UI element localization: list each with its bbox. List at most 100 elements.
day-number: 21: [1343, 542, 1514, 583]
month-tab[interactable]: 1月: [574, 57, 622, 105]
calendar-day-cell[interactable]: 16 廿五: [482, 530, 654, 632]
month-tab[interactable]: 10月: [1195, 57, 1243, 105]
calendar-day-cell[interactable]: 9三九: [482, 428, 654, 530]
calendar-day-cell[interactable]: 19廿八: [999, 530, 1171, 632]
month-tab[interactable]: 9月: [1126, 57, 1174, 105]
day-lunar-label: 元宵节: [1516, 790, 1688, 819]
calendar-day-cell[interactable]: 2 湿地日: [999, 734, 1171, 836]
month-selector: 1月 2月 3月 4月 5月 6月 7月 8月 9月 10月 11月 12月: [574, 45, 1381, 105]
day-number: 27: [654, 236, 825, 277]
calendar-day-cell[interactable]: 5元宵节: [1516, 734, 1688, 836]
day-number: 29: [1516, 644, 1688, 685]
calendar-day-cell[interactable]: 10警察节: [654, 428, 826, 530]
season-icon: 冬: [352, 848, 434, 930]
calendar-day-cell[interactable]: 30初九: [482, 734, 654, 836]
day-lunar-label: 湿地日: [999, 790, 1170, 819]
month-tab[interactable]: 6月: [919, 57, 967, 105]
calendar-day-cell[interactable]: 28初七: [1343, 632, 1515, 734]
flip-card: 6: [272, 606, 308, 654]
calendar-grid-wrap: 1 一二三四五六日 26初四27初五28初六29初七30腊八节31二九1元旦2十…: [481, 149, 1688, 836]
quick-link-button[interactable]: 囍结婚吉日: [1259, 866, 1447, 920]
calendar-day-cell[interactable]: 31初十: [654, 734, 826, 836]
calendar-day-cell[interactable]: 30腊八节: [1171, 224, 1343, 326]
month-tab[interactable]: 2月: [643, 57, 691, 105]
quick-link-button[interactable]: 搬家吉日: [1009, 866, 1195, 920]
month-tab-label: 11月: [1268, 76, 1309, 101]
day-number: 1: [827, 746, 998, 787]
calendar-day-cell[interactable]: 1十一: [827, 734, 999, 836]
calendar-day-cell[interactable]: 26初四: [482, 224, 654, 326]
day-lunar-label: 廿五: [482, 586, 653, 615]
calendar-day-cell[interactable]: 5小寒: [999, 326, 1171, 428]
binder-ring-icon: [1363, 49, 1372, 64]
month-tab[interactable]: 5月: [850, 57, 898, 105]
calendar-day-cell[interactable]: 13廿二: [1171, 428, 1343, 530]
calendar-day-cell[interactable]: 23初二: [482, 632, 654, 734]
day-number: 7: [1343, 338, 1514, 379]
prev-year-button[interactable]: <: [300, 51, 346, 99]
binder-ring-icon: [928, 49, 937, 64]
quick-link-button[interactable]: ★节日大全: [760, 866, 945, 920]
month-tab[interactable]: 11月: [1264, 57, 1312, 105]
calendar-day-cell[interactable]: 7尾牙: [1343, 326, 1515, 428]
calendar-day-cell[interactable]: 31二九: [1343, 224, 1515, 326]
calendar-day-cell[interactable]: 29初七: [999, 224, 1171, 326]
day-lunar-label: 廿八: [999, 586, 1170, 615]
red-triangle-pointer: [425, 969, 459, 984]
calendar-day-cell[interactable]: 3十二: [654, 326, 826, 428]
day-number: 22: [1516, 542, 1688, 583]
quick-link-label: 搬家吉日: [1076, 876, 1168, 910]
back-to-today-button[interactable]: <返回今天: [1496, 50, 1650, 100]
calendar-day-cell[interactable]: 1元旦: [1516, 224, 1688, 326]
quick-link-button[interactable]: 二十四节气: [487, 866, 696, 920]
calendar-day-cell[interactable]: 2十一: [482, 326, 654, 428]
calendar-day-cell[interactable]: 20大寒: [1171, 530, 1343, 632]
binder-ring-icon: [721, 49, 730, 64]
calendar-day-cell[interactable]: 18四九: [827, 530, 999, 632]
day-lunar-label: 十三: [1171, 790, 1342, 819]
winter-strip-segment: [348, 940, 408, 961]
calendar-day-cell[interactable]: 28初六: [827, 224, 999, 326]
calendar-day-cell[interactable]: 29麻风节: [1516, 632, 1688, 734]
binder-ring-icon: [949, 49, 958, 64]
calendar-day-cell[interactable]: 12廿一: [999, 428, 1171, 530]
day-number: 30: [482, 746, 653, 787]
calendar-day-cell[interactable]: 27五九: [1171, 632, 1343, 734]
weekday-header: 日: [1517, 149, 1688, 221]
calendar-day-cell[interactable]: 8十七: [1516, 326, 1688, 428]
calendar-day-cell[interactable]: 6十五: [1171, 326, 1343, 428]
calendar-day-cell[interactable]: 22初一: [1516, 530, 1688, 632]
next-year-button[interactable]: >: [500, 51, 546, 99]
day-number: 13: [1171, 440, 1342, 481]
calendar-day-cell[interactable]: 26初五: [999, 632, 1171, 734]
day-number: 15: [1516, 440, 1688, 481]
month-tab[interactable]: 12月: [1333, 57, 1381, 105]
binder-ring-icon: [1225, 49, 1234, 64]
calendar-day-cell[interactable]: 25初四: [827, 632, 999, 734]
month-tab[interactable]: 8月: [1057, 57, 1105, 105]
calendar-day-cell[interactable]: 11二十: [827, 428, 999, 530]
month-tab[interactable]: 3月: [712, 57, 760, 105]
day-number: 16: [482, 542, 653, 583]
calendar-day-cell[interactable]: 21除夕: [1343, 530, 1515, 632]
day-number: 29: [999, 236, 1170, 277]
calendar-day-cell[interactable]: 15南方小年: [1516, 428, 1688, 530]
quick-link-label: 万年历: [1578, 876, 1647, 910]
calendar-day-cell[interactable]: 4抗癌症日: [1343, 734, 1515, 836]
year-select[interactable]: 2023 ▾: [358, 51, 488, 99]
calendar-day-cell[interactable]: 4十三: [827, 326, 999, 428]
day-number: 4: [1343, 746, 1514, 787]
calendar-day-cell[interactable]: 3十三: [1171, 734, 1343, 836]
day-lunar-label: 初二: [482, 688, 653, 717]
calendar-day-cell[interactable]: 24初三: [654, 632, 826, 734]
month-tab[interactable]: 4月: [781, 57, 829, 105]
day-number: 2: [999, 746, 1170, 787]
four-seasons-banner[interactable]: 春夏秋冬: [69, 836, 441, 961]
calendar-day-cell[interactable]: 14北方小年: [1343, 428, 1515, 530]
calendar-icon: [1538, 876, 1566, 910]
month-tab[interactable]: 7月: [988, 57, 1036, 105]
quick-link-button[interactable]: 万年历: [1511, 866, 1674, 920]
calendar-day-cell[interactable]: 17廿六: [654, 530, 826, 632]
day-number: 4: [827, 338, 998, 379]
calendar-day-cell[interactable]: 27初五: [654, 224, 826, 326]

....

Direction
Can you edit these lines so that every "quick-link-button" becomes "shortcut-button" and everything else stays the same?

Correct answer
UI element localization: list each with its bbox. List at most 100 elements.
day-number: 21: [1343, 542, 1514, 583]
month-tab[interactable]: 1月: [574, 57, 622, 105]
calendar-day-cell[interactable]: 16 廿五: [482, 530, 654, 632]
month-tab[interactable]: 10月: [1195, 57, 1243, 105]
calendar-day-cell[interactable]: 9三九: [482, 428, 654, 530]
calendar-day-cell[interactable]: 19廿八: [999, 530, 1171, 632]
month-tab[interactable]: 9月: [1126, 57, 1174, 105]
day-lunar-label: 元宵节: [1516, 790, 1688, 819]
calendar-day-cell[interactable]: 2 湿地日: [999, 734, 1171, 836]
month-selector: 1月 2月 3月 4月 5月 6月 7月 8月 9月 10月 11月 12月: [574, 45, 1381, 105]
day-number: 27: [654, 236, 825, 277]
calendar-day-cell[interactable]: 5元宵节: [1516, 734, 1688, 836]
day-number: 29: [1516, 644, 1688, 685]
calendar-day-cell[interactable]: 10警察节: [654, 428, 826, 530]
season-icon: 冬: [352, 848, 434, 930]
calendar-day-cell[interactable]: 30初九: [482, 734, 654, 836]
day-lunar-label: 湿地日: [999, 790, 1170, 819]
month-tab[interactable]: 6月: [919, 57, 967, 105]
calendar-day-cell[interactable]: 28初七: [1343, 632, 1515, 734]
flip-card: 6: [272, 606, 308, 654]
calendar-grid-wrap: 1 一二三四五六日 26初四27初五28初六29初七30腊八节31二九1元旦2十…: [481, 149, 1688, 836]
shortcut-button[interactable]: 囍结婚吉日: [1259, 866, 1447, 920]
calendar-day-cell[interactable]: 31初十: [654, 734, 826, 836]
calendar-day-cell[interactable]: 30腊八节: [1171, 224, 1343, 326]
month-tab[interactable]: 2月: [643, 57, 691, 105]
shortcut-button[interactable]: 搬家吉日: [1009, 866, 1195, 920]
month-tab-label: 11月: [1268, 76, 1309, 101]
day-number: 1: [827, 746, 998, 787]
calendar-day-cell[interactable]: 1十一: [827, 734, 999, 836]
calendar-day-cell[interactable]: 26初四: [482, 224, 654, 326]
day-lunar-label: 廿五: [482, 586, 653, 615]
calendar-day-cell[interactable]: 5小寒: [999, 326, 1171, 428]
binder-ring-icon: [1363, 49, 1372, 64]
month-tab[interactable]: 5月: [850, 57, 898, 105]
calendar-day-cell[interactable]: 13廿二: [1171, 428, 1343, 530]
calendar-day-cell[interactable]: 23初二: [482, 632, 654, 734]
day-number: 7: [1343, 338, 1514, 379]
prev-year-button[interactable]: <: [300, 51, 346, 99]
binder-ring-icon: [928, 49, 937, 64]
shortcut-button[interactable]: ★节日大全: [760, 866, 945, 920]
month-tab[interactable]: 11月: [1264, 57, 1312, 105]
calendar-day-cell[interactable]: 7尾牙: [1343, 326, 1515, 428]
calendar-day-cell[interactable]: 31二九: [1343, 224, 1515, 326]
calendar-day-cell[interactable]: 29初七: [999, 224, 1171, 326]
day-lunar-label: 廿八: [999, 586, 1170, 615]
red-triangle-pointer: [425, 969, 459, 984]
calendar-day-cell[interactable]: 3十二: [654, 326, 826, 428]
day-number: 22: [1516, 542, 1688, 583]
quick-link-label: 搬家吉日: [1076, 876, 1168, 910]
back-to-today-button[interactable]: <返回今天: [1496, 50, 1650, 100]
calendar-day-cell[interactable]: 1元旦: [1516, 224, 1688, 326]
shortcut-button[interactable]: 二十四节气: [487, 866, 696, 920]
calendar-day-cell[interactable]: 2十一: [482, 326, 654, 428]
calendar-day-cell[interactable]: 20大寒: [1171, 530, 1343, 632]
binder-ring-icon: [721, 49, 730, 64]
calendar-day-cell[interactable]: 18四九: [827, 530, 999, 632]
day-lunar-label: 十三: [1171, 790, 1342, 819]
winter-strip-segment: [348, 940, 408, 961]
calendar-day-cell[interactable]: 28初六: [827, 224, 999, 326]
calendar-day-cell[interactable]: 29麻风节: [1516, 632, 1688, 734]
binder-ring-icon: [949, 49, 958, 64]
calendar-day-cell[interactable]: 12廿一: [999, 428, 1171, 530]
day-number: 30: [482, 746, 653, 787]
calendar-day-cell[interactable]: 27五九: [1171, 632, 1343, 734]
weekday-header: 日: [1517, 149, 1688, 221]
calendar-day-cell[interactable]: 8十七: [1516, 326, 1688, 428]
calendar-day-cell[interactable]: 6十五: [1171, 326, 1343, 428]
calendar-day-cell[interactable]: 22初一: [1516, 530, 1688, 632]
next-year-button[interactable]: >: [500, 51, 546, 99]
day-number: 13: [1171, 440, 1342, 481]
calendar-day-cell[interactable]: 26初五: [999, 632, 1171, 734]
day-number: 15: [1516, 440, 1688, 481]
month-tab[interactable]: 12月: [1333, 57, 1381, 105]
binder-ring-icon: [1225, 49, 1234, 64]
calendar-day-cell[interactable]: 25初四: [827, 632, 999, 734]
month-tab[interactable]: 8月: [1057, 57, 1105, 105]
calendar-day-cell[interactable]: 11二十: [827, 428, 999, 530]
month-tab[interactable]: 3月: [712, 57, 760, 105]
day-number: 16: [482, 542, 653, 583]
calendar-day-cell[interactable]: 21除夕: [1343, 530, 1515, 632]
day-number: 29: [999, 236, 1170, 277]
calendar-day-cell[interactable]: 15南方小年: [1516, 428, 1688, 530]
quick-link-label: 万年历: [1578, 876, 1647, 910]
calendar-day-cell[interactable]: 4抗癌症日: [1343, 734, 1515, 836]
year-select[interactable]: 2023 ▾: [358, 51, 488, 99]
calendar-day-cell[interactable]: 4十三: [827, 326, 999, 428]
day-number: 4: [1343, 746, 1514, 787]
calendar-day-cell[interactable]: 3十三: [1171, 734, 1343, 836]
day-lunar-label: 初二: [482, 688, 653, 717]
calendar-day-cell[interactable]: 24初三: [654, 632, 826, 734]
month-tab[interactable]: 4月: [781, 57, 829, 105]
day-number: 2: [999, 746, 1170, 787]
four-seasons-banner[interactable]: 春夏秋冬: [69, 836, 441, 961]
calendar-day-cell[interactable]: 14北方小年: [1343, 428, 1515, 530]
calendar-icon: [1538, 876, 1566, 910]
month-tab[interactable]: 7月: [988, 57, 1036, 105]
shortcut-button[interactable]: 万年历: [1511, 866, 1674, 920]
calendar-day-cell[interactable]: 17廿六: [654, 530, 826, 632]
day-number: 4: [827, 338, 998, 379]
calendar-day-cell[interactable]: 27初五: [654, 224, 826, 326]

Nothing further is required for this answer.